begin PROVIDED MATERIAL

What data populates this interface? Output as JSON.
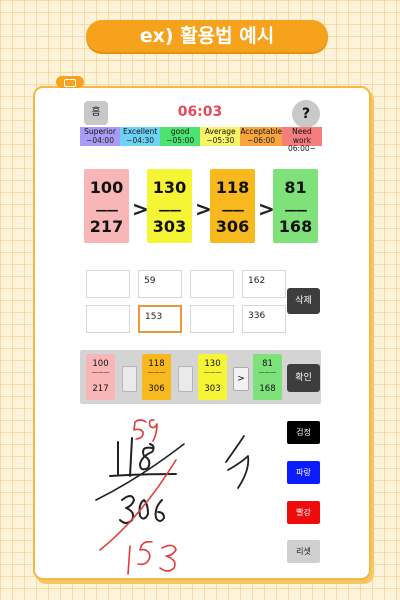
{
  "banner": {
    "title": "ex) 활용법 예시"
  },
  "header": {
    "home_label": "홈",
    "timer": "06:03",
    "help_label": "?"
  },
  "grades": [
    {
      "name": "Superior",
      "time": "~04:00",
      "color": "#a99cf4"
    },
    {
      "name": "Excellent",
      "time": "~04:30",
      "color": "#6ed2f4"
    },
    {
      "name": "good",
      "time": "~05:00",
      "color": "#4de371"
    },
    {
      "name": "Average",
      "time": "~05:30",
      "color": "#f7f266"
    },
    {
      "name": "Acceptable",
      "time": "~06:00",
      "color": "#f7a63f"
    },
    {
      "name": "Need work",
      "time": "06:00~",
      "color": "#f47e7e"
    }
  ],
  "comparison": {
    "fractions": [
      {
        "num": "100",
        "den": "217",
        "color": "#f9b6b6"
      },
      {
        "num": "130",
        "den": "303",
        "color": "#f6f535"
      },
      {
        "num": "118",
        "den": "306",
        "color": "#f7b91d"
      },
      {
        "num": "81",
        "den": "168",
        "color": "#7fe17a"
      }
    ],
    "line": "——",
    "symbol": ">"
  },
  "grid": {
    "row1": [
      "",
      "59",
      "",
      "162"
    ],
    "row2": [
      "",
      "153",
      "",
      "336"
    ],
    "delete_label": "삭제"
  },
  "strip": {
    "cards": [
      {
        "num": "100",
        "den": "217",
        "color": "#f9b6b6"
      },
      {
        "num": "118",
        "den": "306",
        "color": "#f7b91d"
      },
      {
        "num": "130",
        "den": "303",
        "color": "#f6f535"
      },
      {
        "num": "81",
        "den": "168",
        "color": "#7fe17a"
      }
    ],
    "line": "———",
    "arrow": ">",
    "confirm_label": "확인"
  },
  "pens": {
    "black_label": "검정",
    "blue_label": "파랑",
    "red_label": "빨강",
    "reset_label": "리셋"
  },
  "handwriting": {
    "num_top": "118",
    "scratch_top": "59",
    "den": "306",
    "red": "153"
  }
}
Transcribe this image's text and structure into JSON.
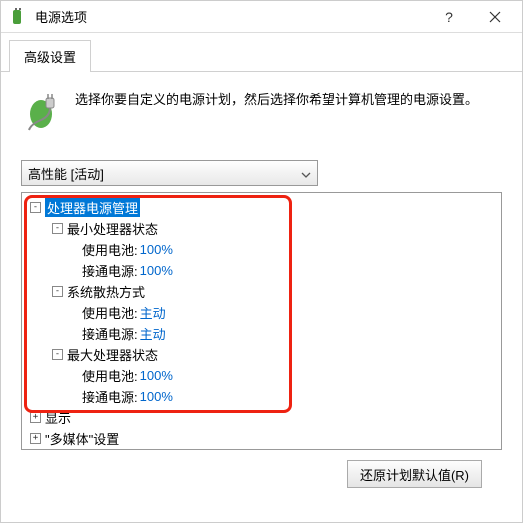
{
  "window": {
    "title": "电源选项"
  },
  "tab": {
    "label": "高级设置"
  },
  "description": "选择你要自定义的电源计划，然后选择你希望计算机管理的电源设置。",
  "combo": {
    "selected": "高性能 [活动]"
  },
  "tree": {
    "node0": {
      "label": "处理器电源管理"
    },
    "node0_0": {
      "label": "最小处理器状态"
    },
    "node0_0_battery": {
      "label": "使用电池:",
      "value": "100%"
    },
    "node0_0_ac": {
      "label": "接通电源:",
      "value": "100%"
    },
    "node0_1": {
      "label": "系统散热方式"
    },
    "node0_1_battery": {
      "label": "使用电池:",
      "value": "主动"
    },
    "node0_1_ac": {
      "label": "接通电源:",
      "value": "主动"
    },
    "node0_2": {
      "label": "最大处理器状态"
    },
    "node0_2_battery": {
      "label": "使用电池:",
      "value": "100%"
    },
    "node0_2_ac": {
      "label": "接通电源:",
      "value": "100%"
    },
    "node1": {
      "label": "显示"
    },
    "node2": {
      "label": "\"多媒体\"设置"
    }
  },
  "buttons": {
    "restore_defaults": "还原计划默认值(R)"
  }
}
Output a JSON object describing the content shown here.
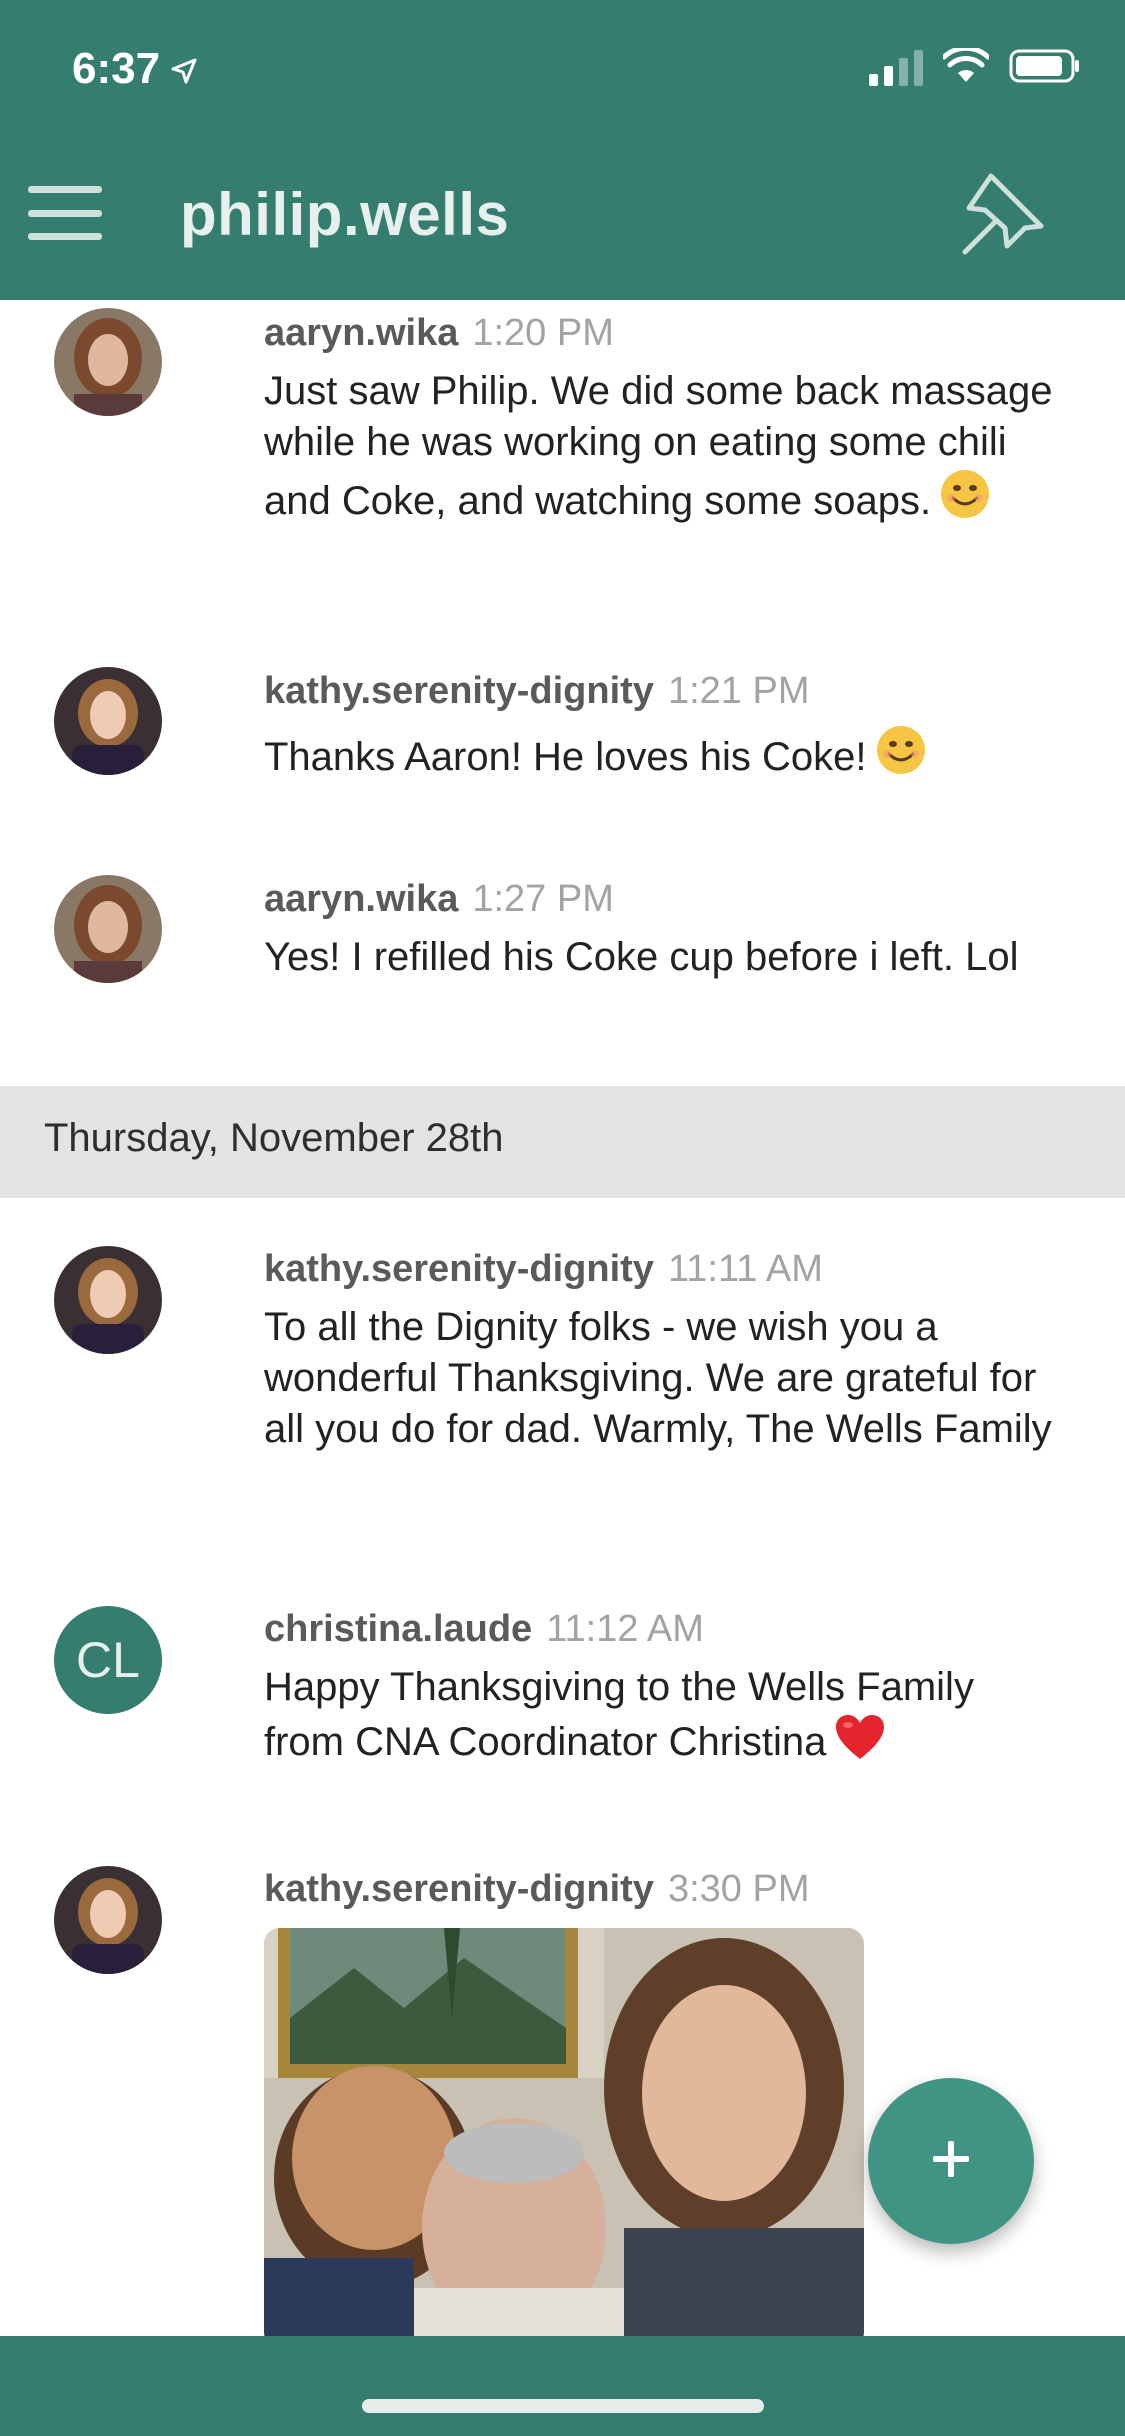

end PROVIDED MATERIAL

REQUIREMENT: Transcribe the full listing above exactly, with the images removed.

ANSWER TO THE TASK:
What data populates this interface? Output as JSON.
{
  "banner": {
    "title": "ex) 활용법 예시"
  },
  "header": {
    "home_label": "홈",
    "timer": "06:03",
    "help_label": "?"
  },
  "grades": [
    {
      "name": "Superior",
      "time": "~04:00",
      "color": "#a99cf4"
    },
    {
      "name": "Excellent",
      "time": "~04:30",
      "color": "#6ed2f4"
    },
    {
      "name": "good",
      "time": "~05:00",
      "color": "#4de371"
    },
    {
      "name": "Average",
      "time": "~05:30",
      "color": "#f7f266"
    },
    {
      "name": "Acceptable",
      "time": "~06:00",
      "color": "#f7a63f"
    },
    {
      "name": "Need work",
      "time": "06:00~",
      "color": "#f47e7e"
    }
  ],
  "comparison": {
    "fractions": [
      {
        "num": "100",
        "den": "217",
        "color": "#f9b6b6"
      },
      {
        "num": "130",
        "den": "303",
        "color": "#f6f535"
      },
      {
        "num": "118",
        "den": "306",
        "color": "#f7b91d"
      },
      {
        "num": "81",
        "den": "168",
        "color": "#7fe17a"
      }
    ],
    "line": "——",
    "symbol": ">"
  },
  "grid": {
    "row1": [
      "",
      "59",
      "",
      "162"
    ],
    "row2": [
      "",
      "153",
      "",
      "336"
    ],
    "delete_label": "삭제"
  },
  "strip": {
    "cards": [
      {
        "num": "100",
        "den": "217",
        "color": "#f9b6b6"
      },
      {
        "num": "118",
        "den": "306",
        "color": "#f7b91d"
      },
      {
        "num": "130",
        "den": "303",
        "color": "#f6f535"
      },
      {
        "num": "81",
        "den": "168",
        "color": "#7fe17a"
      }
    ],
    "line": "———",
    "arrow": ">",
    "confirm_label": "확인"
  },
  "pens": {
    "black_label": "검정",
    "blue_label": "파랑",
    "red_label": "빨강",
    "reset_label": "리셋"
  },
  "handwriting": {
    "num_top": "118",
    "scratch_top": "59",
    "den": "306",
    "red": "153"
  }
}
Transcribe this image's text and structure into JSON.
{
  "window": {
    "title": "电源选项"
  },
  "tab": {
    "label": "高级设置"
  },
  "description": "选择你要自定义的电源计划，然后选择你希望计算机管理的电源设置。",
  "combo": {
    "selected": "高性能 [活动]"
  },
  "tree": {
    "node0": {
      "label": "处理器电源管理"
    },
    "node0_0": {
      "label": "最小处理器状态"
    },
    "node0_0_battery": {
      "label": "使用电池:",
      "value": "100%"
    },
    "node0_0_ac": {
      "label": "接通电源:",
      "value": "100%"
    },
    "node0_1": {
      "label": "系统散热方式"
    },
    "node0_1_battery": {
      "label": "使用电池:",
      "value": "主动"
    },
    "node0_1_ac": {
      "label": "接通电源:",
      "value": "主动"
    },
    "node0_2": {
      "label": "最大处理器状态"
    },
    "node0_2_battery": {
      "label": "使用电池:",
      "value": "100%"
    },
    "node0_2_ac": {
      "label": "接通电源:",
      "value": "100%"
    },
    "node1": {
      "label": "显示"
    },
    "node2": {
      "label": "\"多媒体\"设置"
    }
  },
  "buttons": {
    "restore_defaults": "还原计划默认值(R)"
  }
}
Output a JSON object describing the content shown here.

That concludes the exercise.